-- begin Records to use --

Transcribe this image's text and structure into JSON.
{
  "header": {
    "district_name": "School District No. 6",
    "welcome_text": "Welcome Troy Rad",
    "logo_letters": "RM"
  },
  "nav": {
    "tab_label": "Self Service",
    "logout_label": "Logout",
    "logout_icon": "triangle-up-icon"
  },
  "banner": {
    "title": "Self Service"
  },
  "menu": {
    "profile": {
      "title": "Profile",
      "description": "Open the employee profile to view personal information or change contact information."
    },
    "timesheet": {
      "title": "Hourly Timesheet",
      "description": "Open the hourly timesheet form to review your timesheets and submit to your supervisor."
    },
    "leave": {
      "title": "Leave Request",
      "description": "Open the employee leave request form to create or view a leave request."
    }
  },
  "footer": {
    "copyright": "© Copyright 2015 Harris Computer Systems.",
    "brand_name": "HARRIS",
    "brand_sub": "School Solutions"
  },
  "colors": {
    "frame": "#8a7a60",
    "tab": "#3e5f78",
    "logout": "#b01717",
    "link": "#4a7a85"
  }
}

-- end Records to use --

» What is needed
Search the records above for the string "employee". Copy every line that contains it.

» The reply
      "description": "Open the employee profile to view personal information or change contact information."
      "description": "Open the employee leave request form to create or view a leave request."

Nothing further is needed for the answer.